WRITTEN EXERCISE
Repeat, without any change, the entries presented below.

DATASET RECORDS

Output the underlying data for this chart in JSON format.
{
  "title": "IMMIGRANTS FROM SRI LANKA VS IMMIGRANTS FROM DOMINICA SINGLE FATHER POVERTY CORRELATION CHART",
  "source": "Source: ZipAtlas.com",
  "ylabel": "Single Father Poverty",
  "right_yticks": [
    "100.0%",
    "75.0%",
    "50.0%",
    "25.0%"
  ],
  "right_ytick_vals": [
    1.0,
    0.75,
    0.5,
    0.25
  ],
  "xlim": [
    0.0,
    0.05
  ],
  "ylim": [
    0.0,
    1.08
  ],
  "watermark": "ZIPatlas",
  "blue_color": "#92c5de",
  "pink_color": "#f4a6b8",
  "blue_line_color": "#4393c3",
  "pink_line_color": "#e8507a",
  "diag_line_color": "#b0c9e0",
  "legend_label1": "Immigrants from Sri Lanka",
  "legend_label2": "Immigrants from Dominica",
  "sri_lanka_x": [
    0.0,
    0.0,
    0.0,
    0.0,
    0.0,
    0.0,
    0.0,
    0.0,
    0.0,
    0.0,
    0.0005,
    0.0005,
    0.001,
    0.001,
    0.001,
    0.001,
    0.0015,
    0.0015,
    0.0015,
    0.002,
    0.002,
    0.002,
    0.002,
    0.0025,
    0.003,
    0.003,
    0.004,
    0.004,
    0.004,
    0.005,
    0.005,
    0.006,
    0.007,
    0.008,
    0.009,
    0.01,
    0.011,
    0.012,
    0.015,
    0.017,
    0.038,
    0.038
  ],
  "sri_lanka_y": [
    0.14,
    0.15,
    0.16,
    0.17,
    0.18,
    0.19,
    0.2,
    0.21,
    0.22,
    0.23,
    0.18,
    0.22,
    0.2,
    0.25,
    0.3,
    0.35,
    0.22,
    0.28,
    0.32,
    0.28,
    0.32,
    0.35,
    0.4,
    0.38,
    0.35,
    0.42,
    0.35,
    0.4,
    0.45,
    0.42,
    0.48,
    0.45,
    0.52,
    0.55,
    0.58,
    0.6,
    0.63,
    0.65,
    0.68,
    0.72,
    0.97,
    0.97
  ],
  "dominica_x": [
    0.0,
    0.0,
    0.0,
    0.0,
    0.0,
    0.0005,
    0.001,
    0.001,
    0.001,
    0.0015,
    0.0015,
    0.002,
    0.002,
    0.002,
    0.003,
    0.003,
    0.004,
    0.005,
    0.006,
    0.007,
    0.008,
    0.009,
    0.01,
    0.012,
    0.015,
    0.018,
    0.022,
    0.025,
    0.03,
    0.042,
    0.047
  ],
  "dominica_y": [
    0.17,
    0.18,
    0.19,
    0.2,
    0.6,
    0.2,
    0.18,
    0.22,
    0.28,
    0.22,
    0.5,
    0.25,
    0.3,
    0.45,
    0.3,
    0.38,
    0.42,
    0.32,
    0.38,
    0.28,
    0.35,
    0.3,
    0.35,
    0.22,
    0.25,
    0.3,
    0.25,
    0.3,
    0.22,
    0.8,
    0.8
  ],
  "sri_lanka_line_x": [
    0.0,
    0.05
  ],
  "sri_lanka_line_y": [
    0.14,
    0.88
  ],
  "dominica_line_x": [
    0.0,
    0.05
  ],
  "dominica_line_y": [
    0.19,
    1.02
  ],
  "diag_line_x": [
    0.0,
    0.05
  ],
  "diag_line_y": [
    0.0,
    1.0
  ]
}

TASK OUTPUT
Output the underlying data for this chart in JSON format.
{
  "title": "IMMIGRANTS FROM SRI LANKA VS IMMIGRANTS FROM DOMINICA SINGLE FATHER POVERTY CORRELATION CHART",
  "source": "Source: ZipAtlas.com",
  "ylabel": "Single Father Poverty",
  "right_yticks": [
    "100.0%",
    "75.0%",
    "50.0%",
    "25.0%"
  ],
  "right_ytick_vals": [
    1.0,
    0.75,
    0.5,
    0.25
  ],
  "xlim": [
    0.0,
    0.05
  ],
  "ylim": [
    0.0,
    1.08
  ],
  "watermark": "ZIPatlas",
  "blue_color": "#92c5de",
  "pink_color": "#f4a6b8",
  "blue_line_color": "#4393c3",
  "pink_line_color": "#e8507a",
  "diag_line_color": "#b0c9e0",
  "legend_label1": "Immigrants from Sri Lanka",
  "legend_label2": "Immigrants from Dominica",
  "sri_lanka_x": [
    0.0,
    0.0,
    0.0,
    0.0,
    0.0,
    0.0,
    0.0,
    0.0,
    0.0,
    0.0,
    0.0005,
    0.0005,
    0.001,
    0.001,
    0.001,
    0.001,
    0.0015,
    0.0015,
    0.0015,
    0.002,
    0.002,
    0.002,
    0.002,
    0.0025,
    0.003,
    0.003,
    0.004,
    0.004,
    0.004,
    0.005,
    0.005,
    0.006,
    0.007,
    0.008,
    0.009,
    0.01,
    0.011,
    0.012,
    0.015,
    0.017,
    0.038,
    0.038
  ],
  "sri_lanka_y": [
    0.14,
    0.15,
    0.16,
    0.17,
    0.18,
    0.19,
    0.2,
    0.21,
    0.22,
    0.23,
    0.18,
    0.22,
    0.2,
    0.25,
    0.3,
    0.35,
    0.22,
    0.28,
    0.32,
    0.28,
    0.32,
    0.35,
    0.4,
    0.38,
    0.35,
    0.42,
    0.35,
    0.4,
    0.45,
    0.42,
    0.48,
    0.45,
    0.52,
    0.55,
    0.58,
    0.6,
    0.63,
    0.65,
    0.68,
    0.72,
    0.97,
    0.97
  ],
  "dominica_x": [
    0.0,
    0.0,
    0.0,
    0.0,
    0.0,
    0.0005,
    0.001,
    0.001,
    0.001,
    0.0015,
    0.0015,
    0.002,
    0.002,
    0.002,
    0.003,
    0.003,
    0.004,
    0.005,
    0.006,
    0.007,
    0.008,
    0.009,
    0.01,
    0.012,
    0.015,
    0.018,
    0.022,
    0.025,
    0.03,
    0.042,
    0.047
  ],
  "dominica_y": [
    0.17,
    0.18,
    0.19,
    0.2,
    0.6,
    0.2,
    0.18,
    0.22,
    0.28,
    0.22,
    0.5,
    0.25,
    0.3,
    0.45,
    0.3,
    0.38,
    0.42,
    0.32,
    0.38,
    0.28,
    0.35,
    0.3,
    0.35,
    0.22,
    0.25,
    0.3,
    0.25,
    0.3,
    0.22,
    0.8,
    0.8
  ],
  "sri_lanka_line_x": [
    0.0,
    0.05
  ],
  "sri_lanka_line_y": [
    0.14,
    0.88
  ],
  "dominica_line_x": [
    0.0,
    0.05
  ],
  "dominica_line_y": [
    0.19,
    1.02
  ],
  "diag_line_x": [
    0.0,
    0.05
  ],
  "diag_line_y": [
    0.0,
    1.0
  ]
}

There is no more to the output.